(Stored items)

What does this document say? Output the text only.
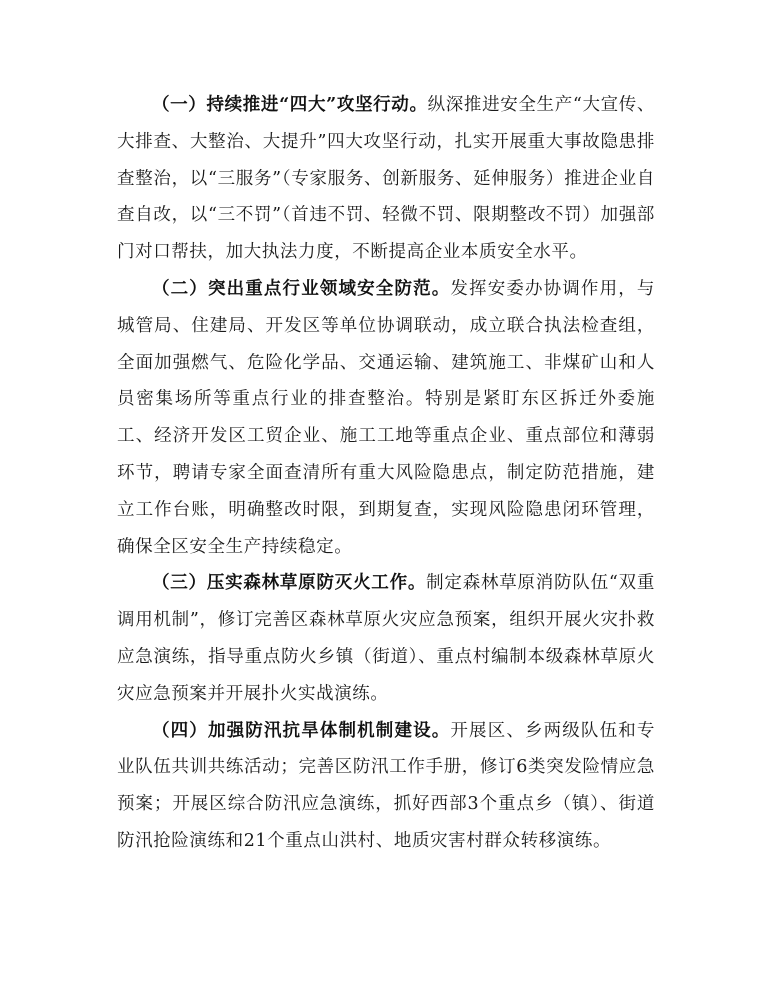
（一）持续推进“四大”攻坚行动。纵深推进安全生产“大宣传、大排查、大整治、大提升”四大攻坚行动，扎实开展重大事故隐患排查整治，以“三服务”（专家服务、创新服务、延伸服务）推进企业自查自改，以“三不罚”（首违不罚、轻微不罚、限期整改不罚）加强部门对口帮扶，加大执法力度，不断提高企业本质安全水平。

（二）突出重点行业领域安全防范。发挥安委办协调作用，与城管局、住建局、开发区等单位协调联动，成立联合执法检查组，全面加强燃气、危险化学品、交通运输、建筑施工、非煤矿山和人员密集场所等重点行业的排查整治。特别是紧盯东区拆迁外委施工、经济开发区工贸企业、施工工地等重点企业、重点部位和薄弱环节，聘请专家全面查清所有重大风险隐患点，制定防范措施，建立工作台账，明确整改时限，到期复查，实现风险隐患闭环管理，确保全区安全生产持续稳定。

（三）压实森林草原防灭火工作。制定森林草原消防队伍“双重调用机制”，修订完善区森林草原火灾应急预案，组织开展火灾扑救应急演练，指导重点防火乡镇（街道）、重点村编制本级森林草原火灾应急预案并开展扑火实战演练。

（四）加强防汛抗旱体制机制建设。开展区、乡两级队伍和专业队伍共训共练活动；完善区防汛工作手册，修订6类突发险情应急预案；开展区综合防汛应急演练，抓好西部3个重点乡（镇）、街道防汛抢险演练和21个重点山洪村、地质灾害村群众转移演练。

* [What to produce]
Reproduce each entry precisely. Leave the pictures out.

* [Correct output]
What does this document say? Output the text only.
（一）持续推进“四大”攻坚行动。纵深推进安全生产“大宣传、大排查、大整治、大提升”四大攻坚行动，扎实开展重大事故隐患排查整治，以“三服务”（专家服务、创新服务、延伸服务）推进企业自查自改，以“三不罚”（首违不罚、轻微不罚、限期整改不罚）加强部门对口帮扶，加大执法力度，不断提高企业本质安全水平。

（二）突出重点行业领域安全防范。发挥安委办协调作用，与城管局、住建局、开发区等单位协调联动，成立联合执法检查组，全面加强燃气、危险化学品、交通运输、建筑施工、非煤矿山和人员密集场所等重点行业的排查整治。特别是紧盯东区拆迁外委施工、经济开发区工贸企业、施工工地等重点企业、重点部位和薄弱环节，聘请专家全面查清所有重大风险隐患点，制定防范措施，建立工作台账，明确整改时限，到期复查，实现风险隐患闭环管理，确保全区安全生产持续稳定。

（三）压实森林草原防灭火工作。制定森林草原消防队伍“双重调用机制”，修订完善区森林草原火灾应急预案，组织开展火灾扑救应急演练，指导重点防火乡镇（街道）、重点村编制本级森林草原火灾应急预案并开展扑火实战演练。

（四）加强防汛抗旱体制机制建设。开展区、乡两级队伍和专业队伍共训共练活动；完善区防汛工作手册，修订6类突发险情应急预案；开展区综合防汛应急演练，抓好西部3个重点乡（镇）、街道防汛抢险演练和21个重点山洪村、地质灾害村群众转移演练。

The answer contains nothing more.